> **Your objective**
Omit the pictures, then reproduce every remaining record exactly.

> **Data entries for graphics**
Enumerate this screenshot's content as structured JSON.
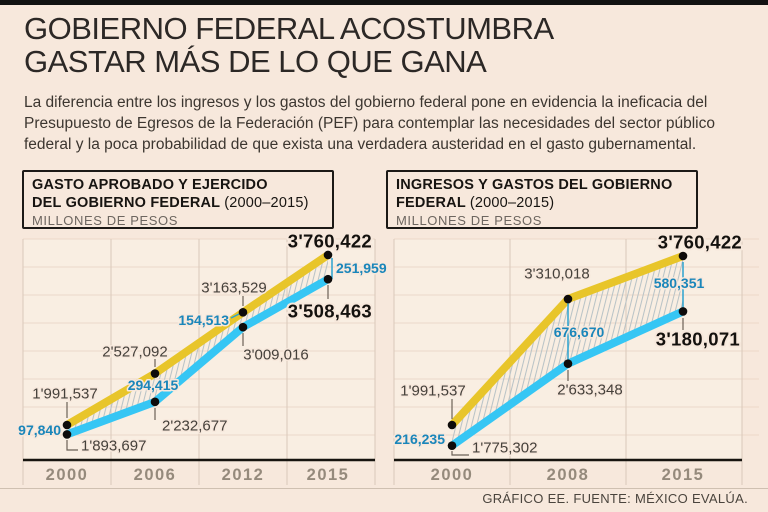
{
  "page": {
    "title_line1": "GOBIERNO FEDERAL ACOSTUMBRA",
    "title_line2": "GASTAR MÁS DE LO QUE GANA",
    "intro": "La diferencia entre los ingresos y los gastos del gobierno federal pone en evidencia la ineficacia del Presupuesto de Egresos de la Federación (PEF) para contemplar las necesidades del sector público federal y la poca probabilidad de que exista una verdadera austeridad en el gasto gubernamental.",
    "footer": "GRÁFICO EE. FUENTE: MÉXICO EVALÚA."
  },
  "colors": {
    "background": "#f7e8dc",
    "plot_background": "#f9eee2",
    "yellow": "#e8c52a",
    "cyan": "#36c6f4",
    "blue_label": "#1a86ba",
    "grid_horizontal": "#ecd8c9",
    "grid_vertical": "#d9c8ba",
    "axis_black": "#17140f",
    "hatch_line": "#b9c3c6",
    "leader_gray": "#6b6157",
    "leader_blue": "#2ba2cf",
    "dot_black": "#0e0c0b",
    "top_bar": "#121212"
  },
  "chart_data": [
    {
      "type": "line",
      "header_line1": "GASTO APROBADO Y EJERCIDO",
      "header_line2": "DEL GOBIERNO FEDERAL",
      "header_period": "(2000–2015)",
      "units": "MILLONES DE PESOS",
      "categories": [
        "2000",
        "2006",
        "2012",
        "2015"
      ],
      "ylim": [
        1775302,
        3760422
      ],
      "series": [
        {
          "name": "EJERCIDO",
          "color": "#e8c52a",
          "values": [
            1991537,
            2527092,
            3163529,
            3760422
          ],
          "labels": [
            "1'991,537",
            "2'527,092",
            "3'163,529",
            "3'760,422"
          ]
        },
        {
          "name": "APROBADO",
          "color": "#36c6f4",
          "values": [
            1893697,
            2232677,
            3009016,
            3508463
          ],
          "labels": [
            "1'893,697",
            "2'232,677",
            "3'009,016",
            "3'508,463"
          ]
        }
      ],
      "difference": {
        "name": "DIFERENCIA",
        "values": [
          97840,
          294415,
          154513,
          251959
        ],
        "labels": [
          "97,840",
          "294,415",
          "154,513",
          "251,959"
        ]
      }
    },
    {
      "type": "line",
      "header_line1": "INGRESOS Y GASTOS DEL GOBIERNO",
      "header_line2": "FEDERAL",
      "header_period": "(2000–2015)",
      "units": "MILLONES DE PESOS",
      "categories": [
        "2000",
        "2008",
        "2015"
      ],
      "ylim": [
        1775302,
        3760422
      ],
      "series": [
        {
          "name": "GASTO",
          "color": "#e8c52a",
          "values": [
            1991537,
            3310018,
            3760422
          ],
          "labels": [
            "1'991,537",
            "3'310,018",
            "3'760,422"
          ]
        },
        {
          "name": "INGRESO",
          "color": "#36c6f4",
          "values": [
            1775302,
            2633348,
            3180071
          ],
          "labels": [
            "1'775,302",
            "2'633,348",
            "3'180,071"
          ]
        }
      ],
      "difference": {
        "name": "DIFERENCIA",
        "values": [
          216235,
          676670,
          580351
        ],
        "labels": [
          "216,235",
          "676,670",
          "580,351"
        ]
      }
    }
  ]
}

> **Solution to the exercise**
Enumerate this screenshot's content as structured JSON.
{
  "page": {
    "title_line1": "GOBIERNO FEDERAL ACOSTUMBRA",
    "title_line2": "GASTAR MÁS DE LO QUE GANA",
    "intro": "La diferencia entre los ingresos y los gastos del gobierno federal pone en evidencia la ineficacia del Presupuesto de Egresos de la Federación (PEF) para contemplar las necesidades del sector público federal y la poca probabilidad de que exista una verdadera austeridad en el gasto gubernamental.",
    "footer": "GRÁFICO EE. FUENTE: MÉXICO EVALÚA."
  },
  "colors": {
    "background": "#f7e8dc",
    "plot_background": "#f9eee2",
    "yellow": "#e8c52a",
    "cyan": "#36c6f4",
    "blue_label": "#1a86ba",
    "grid_horizontal": "#ecd8c9",
    "grid_vertical": "#d9c8ba",
    "axis_black": "#17140f",
    "hatch_line": "#b9c3c6",
    "leader_gray": "#6b6157",
    "leader_blue": "#2ba2cf",
    "dot_black": "#0e0c0b",
    "top_bar": "#121212"
  },
  "chart_data": [
    {
      "type": "line",
      "header_line1": "GASTO APROBADO Y EJERCIDO",
      "header_line2": "DEL GOBIERNO FEDERAL",
      "header_period": "(2000–2015)",
      "units": "MILLONES DE PESOS",
      "categories": [
        "2000",
        "2006",
        "2012",
        "2015"
      ],
      "ylim": [
        1775302,
        3760422
      ],
      "series": [
        {
          "name": "EJERCIDO",
          "color": "#e8c52a",
          "values": [
            1991537,
            2527092,
            3163529,
            3760422
          ],
          "labels": [
            "1'991,537",
            "2'527,092",
            "3'163,529",
            "3'760,422"
          ]
        },
        {
          "name": "APROBADO",
          "color": "#36c6f4",
          "values": [
            1893697,
            2232677,
            3009016,
            3508463
          ],
          "labels": [
            "1'893,697",
            "2'232,677",
            "3'009,016",
            "3'508,463"
          ]
        }
      ],
      "difference": {
        "name": "DIFERENCIA",
        "values": [
          97840,
          294415,
          154513,
          251959
        ],
        "labels": [
          "97,840",
          "294,415",
          "154,513",
          "251,959"
        ]
      }
    },
    {
      "type": "line",
      "header_line1": "INGRESOS Y GASTOS DEL GOBIERNO",
      "header_line2": "FEDERAL",
      "header_period": "(2000–2015)",
      "units": "MILLONES DE PESOS",
      "categories": [
        "2000",
        "2008",
        "2015"
      ],
      "ylim": [
        1775302,
        3760422
      ],
      "series": [
        {
          "name": "GASTO",
          "color": "#e8c52a",
          "values": [
            1991537,
            3310018,
            3760422
          ],
          "labels": [
            "1'991,537",
            "3'310,018",
            "3'760,422"
          ]
        },
        {
          "name": "INGRESO",
          "color": "#36c6f4",
          "values": [
            1775302,
            2633348,
            3180071
          ],
          "labels": [
            "1'775,302",
            "2'633,348",
            "3'180,071"
          ]
        }
      ],
      "difference": {
        "name": "DIFERENCIA",
        "values": [
          216235,
          676670,
          580351
        ],
        "labels": [
          "216,235",
          "676,670",
          "580,351"
        ]
      }
    }
  ]
}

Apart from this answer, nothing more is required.